(Structured figure records)
+++

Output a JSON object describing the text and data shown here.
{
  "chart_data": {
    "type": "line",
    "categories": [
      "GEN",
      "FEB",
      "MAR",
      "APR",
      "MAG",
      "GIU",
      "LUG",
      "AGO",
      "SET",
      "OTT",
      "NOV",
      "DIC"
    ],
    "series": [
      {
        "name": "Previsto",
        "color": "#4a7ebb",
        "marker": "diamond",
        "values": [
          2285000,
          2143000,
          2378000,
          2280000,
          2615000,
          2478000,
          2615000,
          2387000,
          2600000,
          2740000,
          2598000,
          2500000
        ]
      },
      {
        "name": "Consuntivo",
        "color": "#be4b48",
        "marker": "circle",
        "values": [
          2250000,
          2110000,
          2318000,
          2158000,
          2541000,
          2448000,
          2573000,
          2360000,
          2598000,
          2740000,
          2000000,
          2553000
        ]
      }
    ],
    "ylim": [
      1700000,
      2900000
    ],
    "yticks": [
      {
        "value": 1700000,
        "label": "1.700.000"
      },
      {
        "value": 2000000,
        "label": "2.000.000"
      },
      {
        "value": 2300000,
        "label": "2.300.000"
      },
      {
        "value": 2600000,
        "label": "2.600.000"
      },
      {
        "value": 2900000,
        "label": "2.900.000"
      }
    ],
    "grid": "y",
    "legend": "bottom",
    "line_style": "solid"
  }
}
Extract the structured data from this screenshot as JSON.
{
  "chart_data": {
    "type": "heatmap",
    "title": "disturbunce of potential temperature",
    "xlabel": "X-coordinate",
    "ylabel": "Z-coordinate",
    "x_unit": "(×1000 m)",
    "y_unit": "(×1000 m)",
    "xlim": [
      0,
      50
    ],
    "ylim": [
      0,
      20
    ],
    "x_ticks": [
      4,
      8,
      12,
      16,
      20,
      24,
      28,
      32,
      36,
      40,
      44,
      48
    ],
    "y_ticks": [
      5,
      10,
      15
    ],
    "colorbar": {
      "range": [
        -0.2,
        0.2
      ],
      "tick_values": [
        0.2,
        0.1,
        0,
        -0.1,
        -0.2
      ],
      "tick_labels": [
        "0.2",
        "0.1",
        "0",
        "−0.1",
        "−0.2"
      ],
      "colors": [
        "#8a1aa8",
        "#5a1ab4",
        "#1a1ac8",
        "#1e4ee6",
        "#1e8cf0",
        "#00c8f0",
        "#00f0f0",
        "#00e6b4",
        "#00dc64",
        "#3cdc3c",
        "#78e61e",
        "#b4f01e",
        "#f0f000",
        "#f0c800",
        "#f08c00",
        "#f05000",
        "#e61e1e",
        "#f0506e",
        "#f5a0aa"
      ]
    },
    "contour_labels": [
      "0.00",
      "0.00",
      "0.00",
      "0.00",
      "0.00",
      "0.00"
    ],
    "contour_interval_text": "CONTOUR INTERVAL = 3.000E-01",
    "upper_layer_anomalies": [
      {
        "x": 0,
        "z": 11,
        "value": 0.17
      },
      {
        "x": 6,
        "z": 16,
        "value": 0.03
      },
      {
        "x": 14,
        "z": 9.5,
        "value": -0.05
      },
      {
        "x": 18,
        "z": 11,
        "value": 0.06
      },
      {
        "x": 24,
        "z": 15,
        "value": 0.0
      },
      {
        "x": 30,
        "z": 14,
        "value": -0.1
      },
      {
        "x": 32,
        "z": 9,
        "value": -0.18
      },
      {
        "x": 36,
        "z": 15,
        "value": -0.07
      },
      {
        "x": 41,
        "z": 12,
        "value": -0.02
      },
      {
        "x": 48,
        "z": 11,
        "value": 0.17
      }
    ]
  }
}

+++

What needs to be done =>
Working from the listing above, pick out every line that has "coordinate" and copy it.

Output of the task =>
    "xlabel": "X-coordinate",
    "ylabel": "Z-coordinate",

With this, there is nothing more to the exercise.